[PROBLEM DESCRIPTION] What follows is a listing; restate every line of it word for word.

[RECORD LIST]
━━━

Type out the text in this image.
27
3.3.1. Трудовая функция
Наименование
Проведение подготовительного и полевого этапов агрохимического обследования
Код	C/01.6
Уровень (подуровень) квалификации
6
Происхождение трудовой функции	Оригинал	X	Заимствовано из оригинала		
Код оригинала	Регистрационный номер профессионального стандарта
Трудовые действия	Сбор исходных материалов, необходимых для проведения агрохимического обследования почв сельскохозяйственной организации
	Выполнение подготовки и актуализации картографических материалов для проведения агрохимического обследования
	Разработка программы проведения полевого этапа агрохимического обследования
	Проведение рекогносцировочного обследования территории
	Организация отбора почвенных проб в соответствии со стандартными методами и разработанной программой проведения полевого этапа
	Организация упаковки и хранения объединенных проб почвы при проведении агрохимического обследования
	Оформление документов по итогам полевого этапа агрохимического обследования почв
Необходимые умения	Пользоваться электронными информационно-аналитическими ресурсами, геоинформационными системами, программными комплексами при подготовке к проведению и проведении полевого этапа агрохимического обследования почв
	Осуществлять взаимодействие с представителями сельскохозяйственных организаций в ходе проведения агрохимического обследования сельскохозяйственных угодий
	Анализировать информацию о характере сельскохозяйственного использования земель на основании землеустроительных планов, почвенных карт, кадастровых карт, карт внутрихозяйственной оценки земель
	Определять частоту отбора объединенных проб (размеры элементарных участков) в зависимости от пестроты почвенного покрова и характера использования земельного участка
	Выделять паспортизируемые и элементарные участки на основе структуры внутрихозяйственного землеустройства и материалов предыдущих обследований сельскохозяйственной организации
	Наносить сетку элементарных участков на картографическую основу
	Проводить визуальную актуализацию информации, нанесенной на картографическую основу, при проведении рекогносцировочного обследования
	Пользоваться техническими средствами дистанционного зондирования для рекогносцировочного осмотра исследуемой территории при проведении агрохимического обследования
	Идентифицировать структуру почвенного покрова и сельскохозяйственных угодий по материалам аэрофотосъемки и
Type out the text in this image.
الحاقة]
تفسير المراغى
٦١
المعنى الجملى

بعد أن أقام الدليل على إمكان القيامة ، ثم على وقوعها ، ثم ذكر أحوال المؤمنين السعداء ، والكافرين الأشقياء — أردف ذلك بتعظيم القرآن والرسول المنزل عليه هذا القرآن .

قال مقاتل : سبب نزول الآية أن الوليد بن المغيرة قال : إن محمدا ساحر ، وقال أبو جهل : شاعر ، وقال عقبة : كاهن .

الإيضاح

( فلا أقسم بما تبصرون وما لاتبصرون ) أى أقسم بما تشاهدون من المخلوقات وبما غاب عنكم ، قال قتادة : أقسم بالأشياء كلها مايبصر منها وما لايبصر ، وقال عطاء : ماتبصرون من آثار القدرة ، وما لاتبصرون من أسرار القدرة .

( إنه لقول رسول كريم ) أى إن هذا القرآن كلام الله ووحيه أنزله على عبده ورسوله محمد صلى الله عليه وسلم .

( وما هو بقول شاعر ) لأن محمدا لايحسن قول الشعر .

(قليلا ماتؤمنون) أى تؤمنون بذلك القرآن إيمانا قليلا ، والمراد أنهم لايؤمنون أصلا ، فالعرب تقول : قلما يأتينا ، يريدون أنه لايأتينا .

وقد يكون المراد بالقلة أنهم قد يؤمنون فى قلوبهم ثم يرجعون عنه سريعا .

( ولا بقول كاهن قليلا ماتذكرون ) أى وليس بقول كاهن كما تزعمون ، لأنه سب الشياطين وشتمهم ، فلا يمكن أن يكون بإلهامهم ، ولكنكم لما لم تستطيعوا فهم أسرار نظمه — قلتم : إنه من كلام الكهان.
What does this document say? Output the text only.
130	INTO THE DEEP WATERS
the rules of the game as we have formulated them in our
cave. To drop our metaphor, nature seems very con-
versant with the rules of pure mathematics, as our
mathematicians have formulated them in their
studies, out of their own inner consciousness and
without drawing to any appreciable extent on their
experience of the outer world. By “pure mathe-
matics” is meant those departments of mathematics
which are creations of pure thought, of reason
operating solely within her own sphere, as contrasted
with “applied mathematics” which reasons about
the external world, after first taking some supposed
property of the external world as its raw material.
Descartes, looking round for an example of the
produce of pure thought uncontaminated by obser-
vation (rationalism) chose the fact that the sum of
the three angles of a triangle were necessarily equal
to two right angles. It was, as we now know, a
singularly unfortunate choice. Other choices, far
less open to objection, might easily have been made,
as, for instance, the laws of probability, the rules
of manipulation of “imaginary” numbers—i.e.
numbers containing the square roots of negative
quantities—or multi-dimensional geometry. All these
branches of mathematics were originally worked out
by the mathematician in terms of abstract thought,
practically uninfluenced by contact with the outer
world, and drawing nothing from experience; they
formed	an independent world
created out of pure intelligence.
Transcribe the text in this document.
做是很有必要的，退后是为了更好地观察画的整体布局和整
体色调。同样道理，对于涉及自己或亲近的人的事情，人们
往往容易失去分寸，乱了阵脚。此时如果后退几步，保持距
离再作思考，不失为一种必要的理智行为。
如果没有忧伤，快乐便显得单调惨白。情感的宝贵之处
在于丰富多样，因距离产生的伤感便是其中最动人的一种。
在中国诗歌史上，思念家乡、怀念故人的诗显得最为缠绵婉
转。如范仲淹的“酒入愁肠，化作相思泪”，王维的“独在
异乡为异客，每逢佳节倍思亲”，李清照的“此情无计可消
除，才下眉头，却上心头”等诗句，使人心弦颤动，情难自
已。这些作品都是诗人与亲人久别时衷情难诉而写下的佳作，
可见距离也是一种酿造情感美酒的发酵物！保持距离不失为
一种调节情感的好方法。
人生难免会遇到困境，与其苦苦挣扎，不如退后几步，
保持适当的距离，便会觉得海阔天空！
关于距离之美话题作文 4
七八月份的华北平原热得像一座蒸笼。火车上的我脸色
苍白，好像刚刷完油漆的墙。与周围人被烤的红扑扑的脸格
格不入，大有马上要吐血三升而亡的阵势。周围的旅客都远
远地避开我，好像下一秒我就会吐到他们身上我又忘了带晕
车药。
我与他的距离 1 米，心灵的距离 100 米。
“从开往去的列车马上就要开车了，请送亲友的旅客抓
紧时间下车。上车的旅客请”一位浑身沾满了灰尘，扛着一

━━━

[RESULT OF THE EXERCISE]
Type out the text in this image.
27
3.3.1. Трудовая функция
Наименование
Проведение подготовительного и полевого этапов агрохимического обследования
Код	C/01.6
Уровень (подуровень) квалификации
6
Происхождение трудовой функции	Оригинал	X	Заимствовано из оригинала		
Код оригинала	Регистрационный номер профессионального стандарта
Трудовые действия	Сбор исходных материалов, необходимых для проведения агрохимического обследования почв сельскохозяйственной организации
	Выполнение подготовки и актуализации картографических материалов для проведения агрохимического обследования
	Разработка программы проведения полевого этапа агрохимического обследования
	Проведение рекогносцировочного обследования территории
	Организация отбора почвенных проб в соответствии со стандартными методами и разработанной программой проведения полевого этапа
	Организация упаковки и хранения объединенных проб почвы при проведении агрохимического обследования
	Оформление документов по итогам полевого этапа агрохимического обследования почв
Необходимые умения	Пользоваться электронными информационно-аналитическими ресурсами, геоинформационными системами, программными комплексами при подготовке к проведению и проведении полевого этапа агрохимического обследования почв
	Осуществлять взаимодействие с представителями сельскохозяйственных организаций в ходе проведения агрохимического обследования сельскохозяйственных угодий
	Анализировать информацию о характере сельскохозяйственного использования земель на основании землеустроительных планов, почвенных карт, кадастровых карт, карт внутрихозяйственной оценки земель
	Определять частоту отбора объединенных проб (размеры элементарных участков) в зависимости от пестроты почвенного покрова и характера использования земельного участка
	Выделять паспортизируемые и элементарные участки на основе структуры внутрихозяйственного землеустройства и материалов предыдущих обследований сельскохозяйственной организации
	Наносить сетку элементарных участков на картографическую основу
	Проводить визуальную актуализацию информации, нанесенной на картографическую основу, при проведении рекогносцировочного обследования
	Пользоваться техническими средствами дистанционного зондирования для рекогносцировочного осмотра исследуемой территории при проведении агрохимического обследования
	Идентифицировать структуру почвенного покрова и сельскохозяйственных угодий по материалам аэрофотосъемки и
Type out the text in this image.
الحاقة]
تفسير المراغى
٦١
المعنى الجملى

بعد أن أقام الدليل على إمكان القيامة ، ثم على وقوعها ، ثم ذكر أحوال المؤمنين السعداء ، والكافرين الأشقياء — أردف ذلك بتعظيم القرآن والرسول المنزل عليه هذا القرآن .

قال مقاتل : سبب نزول الآية أن الوليد بن المغيرة قال : إن محمدا ساحر ، وقال أبو جهل : شاعر ، وقال عقبة : كاهن .

الإيضاح

( فلا أقسم بما تبصرون وما لاتبصرون ) أى أقسم بما تشاهدون من المخلوقات وبما غاب عنكم ، قال قتادة : أقسم بالأشياء كلها مايبصر منها وما لايبصر ، وقال عطاء : ماتبصرون من آثار القدرة ، وما لاتبصرون من أسرار القدرة .

( إنه لقول رسول كريم ) أى إن هذا القرآن كلام الله ووحيه أنزله على عبده ورسوله محمد صلى الله عليه وسلم .

( وما هو بقول شاعر ) لأن محمدا لايحسن قول الشعر .

(قليلا ماتؤمنون) أى تؤمنون بذلك القرآن إيمانا قليلا ، والمراد أنهم لايؤمنون أصلا ، فالعرب تقول : قلما يأتينا ، يريدون أنه لايأتينا .

وقد يكون المراد بالقلة أنهم قد يؤمنون فى قلوبهم ثم يرجعون عنه سريعا .

( ولا بقول كاهن قليلا ماتذكرون ) أى وليس بقول كاهن كما تزعمون ، لأنه سب الشياطين وشتمهم ، فلا يمكن أن يكون بإلهامهم ، ولكنكم لما لم تستطيعوا فهم أسرار نظمه — قلتم : إنه من كلام الكهان.
What does this document say? Output the text only.
130	INTO THE DEEP WATERS
the rules of the game as we have formulated them in our
cave. To drop our metaphor, nature seems very con-
versant with the rules of pure mathematics, as our
mathematicians have formulated them in their
studies, out of their own inner consciousness and
without drawing to any appreciable extent on their
experience of the outer world. By “pure mathe-
matics” is meant those departments of mathematics
which are creations of pure thought, of reason
operating solely within her own sphere, as contrasted
with “applied mathematics” which reasons about
the external world, after first taking some supposed
property of the external world as its raw material.
Descartes, looking round for an example of the
produce of pure thought uncontaminated by obser-
vation (rationalism) chose the fact that the sum of
the three angles of a triangle were necessarily equal
to two right angles. It was, as we now know, a
singularly unfortunate choice. Other choices, far
less open to objection, might easily have been made,
as, for instance, the laws of probability, the rules
of manipulation of “imaginary” numbers—i.e.
numbers containing the square roots of negative
quantities—or multi-dimensional geometry. All these
branches of mathematics were originally worked out
by the mathematician in terms of abstract thought,
practically uninfluenced by contact with the outer
world, and drawing nothing from experience; they
formed	an independent world
created out of pure intelligence.
Transcribe the text in this document.
做是很有必要的，退后是为了更好地观察画的整体布局和整
体色调。同样道理，对于涉及自己或亲近的人的事情，人们
往往容易失去分寸，乱了阵脚。此时如果后退几步，保持距
离再作思考，不失为一种必要的理智行为。
如果没有忧伤，快乐便显得单调惨白。情感的宝贵之处
在于丰富多样，因距离产生的伤感便是其中最动人的一种。
在中国诗歌史上，思念家乡、怀念故人的诗显得最为缠绵婉
转。如范仲淹的“酒入愁肠，化作相思泪”，王维的“独在
异乡为异客，每逢佳节倍思亲”，李清照的“此情无计可消
除，才下眉头，却上心头”等诗句，使人心弦颤动，情难自
已。这些作品都是诗人与亲人久别时衷情难诉而写下的佳作，
可见距离也是一种酿造情感美酒的发酵物！保持距离不失为
一种调节情感的好方法。
人生难免会遇到困境，与其苦苦挣扎，不如退后几步，
保持适当的距离，便会觉得海阔天空！
关于距离之美话题作文 4
七八月份的华北平原热得像一座蒸笼。火车上的我脸色
苍白，好像刚刷完油漆的墙。与周围人被烤的红扑扑的脸格
格不入，大有马上要吐血三升而亡的阵势。周围的旅客都远
远地避开我，好像下一秒我就会吐到他们身上我又忘了带晕
车药。
我与他的距离 1 米，心灵的距离 100 米。
“从开往去的列车马上就要开车了，请送亲友的旅客抓
紧时间下车。上车的旅客请”一位浑身沾满了灰尘，扛着一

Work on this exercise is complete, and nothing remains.